(Given exercise):
Copy the rows word for word, starting from the very first line and ending with the line that contains "row: oil usage: Moderate", including that line.

Page element annotations

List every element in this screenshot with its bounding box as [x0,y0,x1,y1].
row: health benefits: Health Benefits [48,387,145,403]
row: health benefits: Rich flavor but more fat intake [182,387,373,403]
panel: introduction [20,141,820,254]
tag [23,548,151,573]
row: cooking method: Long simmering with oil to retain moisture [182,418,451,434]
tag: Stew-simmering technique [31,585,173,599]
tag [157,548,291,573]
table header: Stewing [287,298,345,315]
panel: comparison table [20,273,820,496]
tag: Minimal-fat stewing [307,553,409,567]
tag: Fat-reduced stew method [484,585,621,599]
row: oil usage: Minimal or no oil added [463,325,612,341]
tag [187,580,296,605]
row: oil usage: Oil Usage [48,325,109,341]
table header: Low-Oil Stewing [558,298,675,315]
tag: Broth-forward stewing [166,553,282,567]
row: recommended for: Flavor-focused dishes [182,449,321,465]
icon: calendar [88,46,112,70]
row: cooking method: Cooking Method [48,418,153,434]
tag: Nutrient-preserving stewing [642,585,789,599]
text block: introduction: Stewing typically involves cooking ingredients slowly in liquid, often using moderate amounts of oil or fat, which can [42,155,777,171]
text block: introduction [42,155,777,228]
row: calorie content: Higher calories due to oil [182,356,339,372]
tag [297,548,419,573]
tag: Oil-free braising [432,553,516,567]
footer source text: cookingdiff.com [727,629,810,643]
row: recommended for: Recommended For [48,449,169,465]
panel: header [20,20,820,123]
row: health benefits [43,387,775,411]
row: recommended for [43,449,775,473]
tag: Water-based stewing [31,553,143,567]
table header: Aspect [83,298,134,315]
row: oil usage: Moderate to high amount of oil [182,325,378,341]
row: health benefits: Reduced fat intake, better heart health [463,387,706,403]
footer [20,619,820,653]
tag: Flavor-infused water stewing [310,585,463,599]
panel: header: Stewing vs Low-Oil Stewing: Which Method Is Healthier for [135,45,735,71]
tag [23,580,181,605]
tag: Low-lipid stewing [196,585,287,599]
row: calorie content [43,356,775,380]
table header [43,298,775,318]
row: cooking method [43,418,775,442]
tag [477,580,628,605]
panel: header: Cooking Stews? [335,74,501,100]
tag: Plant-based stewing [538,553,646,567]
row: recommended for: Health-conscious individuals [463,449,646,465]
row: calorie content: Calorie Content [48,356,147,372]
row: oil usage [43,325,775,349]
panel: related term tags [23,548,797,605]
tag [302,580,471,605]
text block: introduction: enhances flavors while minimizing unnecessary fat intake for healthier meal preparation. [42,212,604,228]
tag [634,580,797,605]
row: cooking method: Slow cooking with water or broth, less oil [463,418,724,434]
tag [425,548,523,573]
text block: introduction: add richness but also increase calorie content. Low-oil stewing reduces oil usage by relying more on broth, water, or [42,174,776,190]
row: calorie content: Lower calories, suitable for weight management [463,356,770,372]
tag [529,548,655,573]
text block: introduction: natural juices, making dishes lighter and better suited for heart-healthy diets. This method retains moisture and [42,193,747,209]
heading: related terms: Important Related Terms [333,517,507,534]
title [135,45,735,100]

(Solution):
List every element in this screenshot with its bounding box as [x0,y0,x1,y1].
row: health benefits: Health Benefits [48,387,145,403]
row: health benefits: Rich flavor but more fat intake [182,387,373,403]
panel: introduction [20,141,820,254]
tag [23,548,151,573]
row: cooking method: Long simmering with oil to retain moisture [182,418,451,434]
tag: Stew-simmering technique [31,585,173,599]
tag [157,548,291,573]
table header: Stewing [287,298,345,315]
panel: comparison table [20,273,820,496]
tag: Minimal-fat stewing [307,553,409,567]
tag: Fat-reduced stew method [484,585,621,599]
row: oil usage: Minimal or no oil added [463,325,612,341]
tag [187,580,296,605]
row: oil usage: Oil Usage [48,325,109,341]
table header: Low-Oil Stewing [558,298,675,315]
tag: Broth-forward stewing [166,553,282,567]
row: recommended for: Flavor-focused dishes [182,449,321,465]
icon: calendar [88,46,112,70]
row: cooking method: Cooking Method [48,418,153,434]
tag: Nutrient-preserving stewing [642,585,789,599]
text block: introduction: Stewing typically involves cooking ingredients slowly in liquid, often using moderate amounts of oil or fat, which can [42,155,777,171]
text block: introduction [42,155,777,228]
row: calorie content: Higher calories due to oil [182,356,339,372]
tag [297,548,419,573]
tag: Oil-free braising [432,553,516,567]
footer source text: cookingdiff.com [727,629,810,643]
row: recommended for: Recommended For [48,449,169,465]
panel: header [20,20,820,123]
row: health benefits [43,387,775,411]
row: recommended for [43,449,775,473]
tag: Water-based stewing [31,553,143,567]
table header: Aspect [83,298,134,315]
row: oil usage: Moderate to high amount of oil [182,325,378,341]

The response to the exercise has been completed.